Exercise:
Your task is to write out exactly the lines from the line containing "Transcribe this image's" through the end of the records, inclusive at both ends.

Dataset records
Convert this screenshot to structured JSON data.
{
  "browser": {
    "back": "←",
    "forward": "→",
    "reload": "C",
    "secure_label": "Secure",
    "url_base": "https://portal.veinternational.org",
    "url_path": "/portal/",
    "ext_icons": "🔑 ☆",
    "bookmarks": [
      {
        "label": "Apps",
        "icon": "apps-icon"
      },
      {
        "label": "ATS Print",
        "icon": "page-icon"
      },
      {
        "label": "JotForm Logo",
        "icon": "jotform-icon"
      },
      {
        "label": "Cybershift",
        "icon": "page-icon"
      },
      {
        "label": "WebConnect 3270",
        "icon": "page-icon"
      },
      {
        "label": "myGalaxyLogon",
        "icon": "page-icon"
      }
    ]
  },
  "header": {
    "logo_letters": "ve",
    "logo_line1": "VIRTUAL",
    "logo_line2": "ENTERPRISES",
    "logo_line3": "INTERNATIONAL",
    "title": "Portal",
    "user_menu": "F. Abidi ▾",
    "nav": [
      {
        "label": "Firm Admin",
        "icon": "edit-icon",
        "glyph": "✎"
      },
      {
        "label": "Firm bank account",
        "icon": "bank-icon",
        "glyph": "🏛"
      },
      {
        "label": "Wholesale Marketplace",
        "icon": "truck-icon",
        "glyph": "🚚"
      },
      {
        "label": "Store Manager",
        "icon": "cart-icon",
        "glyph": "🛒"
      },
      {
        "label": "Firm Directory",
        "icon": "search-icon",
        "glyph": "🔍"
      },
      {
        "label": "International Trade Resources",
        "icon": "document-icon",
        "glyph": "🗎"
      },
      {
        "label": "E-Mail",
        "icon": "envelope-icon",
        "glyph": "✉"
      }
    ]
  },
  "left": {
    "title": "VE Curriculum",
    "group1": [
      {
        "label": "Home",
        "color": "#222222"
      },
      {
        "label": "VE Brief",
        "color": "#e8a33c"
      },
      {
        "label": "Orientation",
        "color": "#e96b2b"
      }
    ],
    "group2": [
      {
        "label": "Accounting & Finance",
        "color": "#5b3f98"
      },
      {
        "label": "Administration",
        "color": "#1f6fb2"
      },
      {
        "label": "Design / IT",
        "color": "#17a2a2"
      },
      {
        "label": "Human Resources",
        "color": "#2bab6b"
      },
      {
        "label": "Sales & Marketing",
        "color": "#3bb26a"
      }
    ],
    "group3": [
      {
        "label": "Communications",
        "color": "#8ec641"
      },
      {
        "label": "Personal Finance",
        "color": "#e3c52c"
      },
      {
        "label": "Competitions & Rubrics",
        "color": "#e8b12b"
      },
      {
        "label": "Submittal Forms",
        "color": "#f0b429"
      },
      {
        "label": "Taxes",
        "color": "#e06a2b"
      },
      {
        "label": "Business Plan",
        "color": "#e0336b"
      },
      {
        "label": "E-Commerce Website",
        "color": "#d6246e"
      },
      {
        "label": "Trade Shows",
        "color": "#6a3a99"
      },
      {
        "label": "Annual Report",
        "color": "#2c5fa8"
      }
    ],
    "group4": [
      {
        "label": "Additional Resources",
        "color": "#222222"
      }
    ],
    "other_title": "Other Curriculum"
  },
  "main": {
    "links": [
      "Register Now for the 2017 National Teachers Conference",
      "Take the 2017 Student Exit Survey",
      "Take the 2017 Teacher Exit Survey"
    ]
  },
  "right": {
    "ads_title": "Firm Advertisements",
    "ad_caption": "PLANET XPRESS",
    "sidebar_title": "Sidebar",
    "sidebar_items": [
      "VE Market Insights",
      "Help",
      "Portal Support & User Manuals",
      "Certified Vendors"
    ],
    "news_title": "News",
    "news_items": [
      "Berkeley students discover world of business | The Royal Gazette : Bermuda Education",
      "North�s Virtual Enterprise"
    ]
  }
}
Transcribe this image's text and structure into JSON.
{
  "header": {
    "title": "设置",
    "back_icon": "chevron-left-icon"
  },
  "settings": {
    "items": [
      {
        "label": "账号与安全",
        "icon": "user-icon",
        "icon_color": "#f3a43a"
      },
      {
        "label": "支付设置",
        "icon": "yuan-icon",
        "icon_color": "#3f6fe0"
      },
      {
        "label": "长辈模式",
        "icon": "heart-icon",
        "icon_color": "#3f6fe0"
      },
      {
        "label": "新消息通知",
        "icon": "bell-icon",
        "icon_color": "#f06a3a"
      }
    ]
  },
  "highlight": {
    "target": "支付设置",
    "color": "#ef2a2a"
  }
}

Solution for this problem:
Transcribe this image's text and structure into JSON.
{
  "header": {
    "title": "设置",
    "back_icon": "chevron-left-icon"
  },
  "settings": {
    "items": [
      {
        "label": "账号与安全",
        "icon": "user-icon",
        "icon_color": "#f3a43a"
      },
      {
        "label": "支付设置",
        "icon": "yuan-icon",
        "icon_color": "#3f6fe0"
      },
      {
        "label": "长辈模式",
        "icon": "heart-icon",
        "icon_color": "#3f6fe0"
      },
      {
        "label": "新消息通知",
        "icon": "bell-icon",
        "icon_color": "#f06a3a"
      }
    ]
  },
  "highlight": {
    "target": "支付设置",
    "color": "#ef2a2a"
  }
}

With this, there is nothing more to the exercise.